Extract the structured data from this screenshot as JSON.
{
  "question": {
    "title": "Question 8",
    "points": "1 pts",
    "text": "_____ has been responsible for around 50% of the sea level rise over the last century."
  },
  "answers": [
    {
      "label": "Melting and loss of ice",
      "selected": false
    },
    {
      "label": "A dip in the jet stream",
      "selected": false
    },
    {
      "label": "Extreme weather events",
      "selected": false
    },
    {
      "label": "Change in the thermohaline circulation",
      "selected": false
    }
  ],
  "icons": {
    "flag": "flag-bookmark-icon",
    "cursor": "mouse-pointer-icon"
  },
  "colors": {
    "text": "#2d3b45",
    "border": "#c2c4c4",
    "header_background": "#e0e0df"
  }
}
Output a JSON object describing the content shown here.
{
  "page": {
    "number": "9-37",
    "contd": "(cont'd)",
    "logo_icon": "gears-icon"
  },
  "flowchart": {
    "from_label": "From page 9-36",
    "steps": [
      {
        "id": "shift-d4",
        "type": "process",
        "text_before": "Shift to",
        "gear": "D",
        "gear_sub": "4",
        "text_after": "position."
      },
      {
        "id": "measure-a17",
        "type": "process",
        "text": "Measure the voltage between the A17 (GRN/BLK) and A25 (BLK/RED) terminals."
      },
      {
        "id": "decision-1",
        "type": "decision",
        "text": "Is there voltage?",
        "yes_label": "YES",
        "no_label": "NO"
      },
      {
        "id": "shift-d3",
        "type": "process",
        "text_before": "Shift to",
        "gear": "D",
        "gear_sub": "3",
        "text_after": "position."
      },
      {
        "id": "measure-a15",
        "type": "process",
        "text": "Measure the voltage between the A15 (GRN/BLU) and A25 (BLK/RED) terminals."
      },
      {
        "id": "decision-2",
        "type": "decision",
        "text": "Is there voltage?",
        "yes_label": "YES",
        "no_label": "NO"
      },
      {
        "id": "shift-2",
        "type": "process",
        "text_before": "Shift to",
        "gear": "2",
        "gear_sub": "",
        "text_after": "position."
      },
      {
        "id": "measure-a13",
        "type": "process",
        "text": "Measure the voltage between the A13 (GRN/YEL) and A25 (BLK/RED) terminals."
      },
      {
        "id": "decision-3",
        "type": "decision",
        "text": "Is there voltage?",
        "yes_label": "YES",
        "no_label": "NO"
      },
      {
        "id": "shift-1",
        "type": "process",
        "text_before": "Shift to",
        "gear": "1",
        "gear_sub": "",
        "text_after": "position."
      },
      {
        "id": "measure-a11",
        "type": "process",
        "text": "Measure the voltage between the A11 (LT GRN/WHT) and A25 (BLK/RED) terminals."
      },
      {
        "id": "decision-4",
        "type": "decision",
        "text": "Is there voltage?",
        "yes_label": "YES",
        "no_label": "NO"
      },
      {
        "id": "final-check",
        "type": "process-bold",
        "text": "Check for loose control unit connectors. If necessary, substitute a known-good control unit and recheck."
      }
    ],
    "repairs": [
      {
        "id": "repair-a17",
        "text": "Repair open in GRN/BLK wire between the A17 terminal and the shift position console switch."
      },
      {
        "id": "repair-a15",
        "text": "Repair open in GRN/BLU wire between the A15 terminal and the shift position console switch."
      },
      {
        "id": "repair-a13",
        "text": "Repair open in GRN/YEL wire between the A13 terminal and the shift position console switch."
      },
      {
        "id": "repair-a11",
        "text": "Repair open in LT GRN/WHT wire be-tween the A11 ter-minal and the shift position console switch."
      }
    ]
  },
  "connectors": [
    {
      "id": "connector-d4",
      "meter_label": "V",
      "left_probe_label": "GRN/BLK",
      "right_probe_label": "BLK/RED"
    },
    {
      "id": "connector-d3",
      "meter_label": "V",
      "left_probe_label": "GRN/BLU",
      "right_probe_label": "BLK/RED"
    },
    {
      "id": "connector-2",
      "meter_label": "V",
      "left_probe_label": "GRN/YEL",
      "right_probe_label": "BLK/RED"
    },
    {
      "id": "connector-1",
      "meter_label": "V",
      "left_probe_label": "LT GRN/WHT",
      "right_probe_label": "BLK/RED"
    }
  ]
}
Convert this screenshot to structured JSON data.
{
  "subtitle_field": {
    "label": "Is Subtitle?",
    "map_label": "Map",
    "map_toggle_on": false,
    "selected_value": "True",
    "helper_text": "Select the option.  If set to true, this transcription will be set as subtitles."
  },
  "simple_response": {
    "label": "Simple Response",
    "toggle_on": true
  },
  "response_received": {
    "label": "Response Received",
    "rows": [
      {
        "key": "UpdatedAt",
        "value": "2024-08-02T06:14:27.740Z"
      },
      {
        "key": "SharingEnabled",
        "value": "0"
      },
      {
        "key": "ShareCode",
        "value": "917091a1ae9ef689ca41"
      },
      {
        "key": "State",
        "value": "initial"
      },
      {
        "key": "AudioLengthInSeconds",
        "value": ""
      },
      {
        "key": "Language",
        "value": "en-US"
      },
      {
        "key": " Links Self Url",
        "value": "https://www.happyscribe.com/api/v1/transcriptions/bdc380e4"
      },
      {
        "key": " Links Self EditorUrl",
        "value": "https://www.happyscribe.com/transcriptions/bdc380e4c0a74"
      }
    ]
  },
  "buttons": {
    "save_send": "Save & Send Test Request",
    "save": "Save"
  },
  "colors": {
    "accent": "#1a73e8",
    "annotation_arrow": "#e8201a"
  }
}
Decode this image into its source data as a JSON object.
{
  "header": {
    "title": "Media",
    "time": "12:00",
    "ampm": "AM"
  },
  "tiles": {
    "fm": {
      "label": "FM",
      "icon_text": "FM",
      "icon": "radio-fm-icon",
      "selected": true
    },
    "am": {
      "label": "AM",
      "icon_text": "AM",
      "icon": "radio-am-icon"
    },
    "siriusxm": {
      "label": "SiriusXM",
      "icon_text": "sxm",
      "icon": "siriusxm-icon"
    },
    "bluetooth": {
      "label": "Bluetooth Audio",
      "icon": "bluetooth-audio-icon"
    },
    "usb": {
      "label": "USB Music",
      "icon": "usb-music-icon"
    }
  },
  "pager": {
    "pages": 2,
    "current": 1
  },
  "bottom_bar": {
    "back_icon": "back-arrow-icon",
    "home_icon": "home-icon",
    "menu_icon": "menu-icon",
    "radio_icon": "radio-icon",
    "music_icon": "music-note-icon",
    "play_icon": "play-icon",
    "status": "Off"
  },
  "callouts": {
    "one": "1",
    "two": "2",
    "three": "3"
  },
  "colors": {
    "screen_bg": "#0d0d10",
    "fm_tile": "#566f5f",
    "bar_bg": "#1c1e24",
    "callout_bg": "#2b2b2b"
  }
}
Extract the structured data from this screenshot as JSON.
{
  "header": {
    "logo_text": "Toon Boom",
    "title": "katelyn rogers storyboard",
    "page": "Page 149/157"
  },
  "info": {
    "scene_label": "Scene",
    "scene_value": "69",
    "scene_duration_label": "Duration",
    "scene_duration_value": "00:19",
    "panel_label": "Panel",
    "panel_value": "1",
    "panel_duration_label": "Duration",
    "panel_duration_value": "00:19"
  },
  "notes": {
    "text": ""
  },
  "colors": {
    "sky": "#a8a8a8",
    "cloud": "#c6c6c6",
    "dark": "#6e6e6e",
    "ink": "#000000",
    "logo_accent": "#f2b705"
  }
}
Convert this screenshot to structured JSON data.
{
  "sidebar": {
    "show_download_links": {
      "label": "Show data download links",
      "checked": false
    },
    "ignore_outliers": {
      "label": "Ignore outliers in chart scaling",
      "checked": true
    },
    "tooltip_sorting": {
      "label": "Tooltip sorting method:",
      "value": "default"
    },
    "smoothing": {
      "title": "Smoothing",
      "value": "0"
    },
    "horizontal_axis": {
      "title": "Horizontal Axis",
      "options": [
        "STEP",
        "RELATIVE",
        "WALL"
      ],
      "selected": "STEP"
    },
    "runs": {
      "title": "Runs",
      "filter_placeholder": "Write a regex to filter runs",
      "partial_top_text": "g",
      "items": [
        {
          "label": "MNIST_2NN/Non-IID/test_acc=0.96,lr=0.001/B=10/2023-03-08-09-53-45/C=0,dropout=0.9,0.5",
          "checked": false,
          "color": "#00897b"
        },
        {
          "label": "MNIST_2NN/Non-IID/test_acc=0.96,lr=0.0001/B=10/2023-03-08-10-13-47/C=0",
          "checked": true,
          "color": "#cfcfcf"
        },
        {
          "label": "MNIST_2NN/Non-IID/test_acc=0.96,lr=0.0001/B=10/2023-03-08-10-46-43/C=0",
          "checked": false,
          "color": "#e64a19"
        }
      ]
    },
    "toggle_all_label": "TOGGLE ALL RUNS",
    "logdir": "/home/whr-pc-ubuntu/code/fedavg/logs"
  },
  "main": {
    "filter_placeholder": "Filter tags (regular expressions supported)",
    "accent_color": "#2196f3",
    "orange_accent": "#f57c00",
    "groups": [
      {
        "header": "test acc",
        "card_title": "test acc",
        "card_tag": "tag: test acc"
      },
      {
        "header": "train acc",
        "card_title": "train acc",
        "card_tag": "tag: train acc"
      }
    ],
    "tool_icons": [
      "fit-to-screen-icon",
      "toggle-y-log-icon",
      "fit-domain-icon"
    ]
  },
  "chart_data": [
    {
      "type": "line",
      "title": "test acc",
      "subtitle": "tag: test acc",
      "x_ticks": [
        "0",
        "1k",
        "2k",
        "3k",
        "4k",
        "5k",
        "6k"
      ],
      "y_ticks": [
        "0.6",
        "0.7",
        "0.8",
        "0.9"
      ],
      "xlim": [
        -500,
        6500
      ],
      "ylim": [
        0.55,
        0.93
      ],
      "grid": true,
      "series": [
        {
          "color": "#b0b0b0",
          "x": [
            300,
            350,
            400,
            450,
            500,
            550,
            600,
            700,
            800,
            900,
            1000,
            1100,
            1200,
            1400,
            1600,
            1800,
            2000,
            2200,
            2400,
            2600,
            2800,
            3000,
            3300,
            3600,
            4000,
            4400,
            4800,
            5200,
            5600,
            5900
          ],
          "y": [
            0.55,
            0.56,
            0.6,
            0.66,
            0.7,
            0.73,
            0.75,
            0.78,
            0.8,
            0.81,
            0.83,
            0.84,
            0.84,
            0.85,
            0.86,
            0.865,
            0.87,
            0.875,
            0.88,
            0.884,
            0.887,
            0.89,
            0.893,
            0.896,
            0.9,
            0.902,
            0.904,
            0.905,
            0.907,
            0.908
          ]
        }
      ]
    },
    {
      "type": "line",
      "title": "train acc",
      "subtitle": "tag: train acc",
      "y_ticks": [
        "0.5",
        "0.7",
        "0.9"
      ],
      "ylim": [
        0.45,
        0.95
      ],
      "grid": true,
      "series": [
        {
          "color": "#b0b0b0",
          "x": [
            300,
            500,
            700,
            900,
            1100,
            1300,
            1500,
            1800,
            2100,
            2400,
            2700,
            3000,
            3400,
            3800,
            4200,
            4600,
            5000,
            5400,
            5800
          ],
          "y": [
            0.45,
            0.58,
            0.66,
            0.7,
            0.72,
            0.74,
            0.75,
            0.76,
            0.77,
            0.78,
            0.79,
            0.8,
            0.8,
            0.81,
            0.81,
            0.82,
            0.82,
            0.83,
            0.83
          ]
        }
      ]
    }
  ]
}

▸ **What the task asks**: Reply with the number of lines in the data that include the string "wire" and nothing else.

▸ **Finished answer**: 4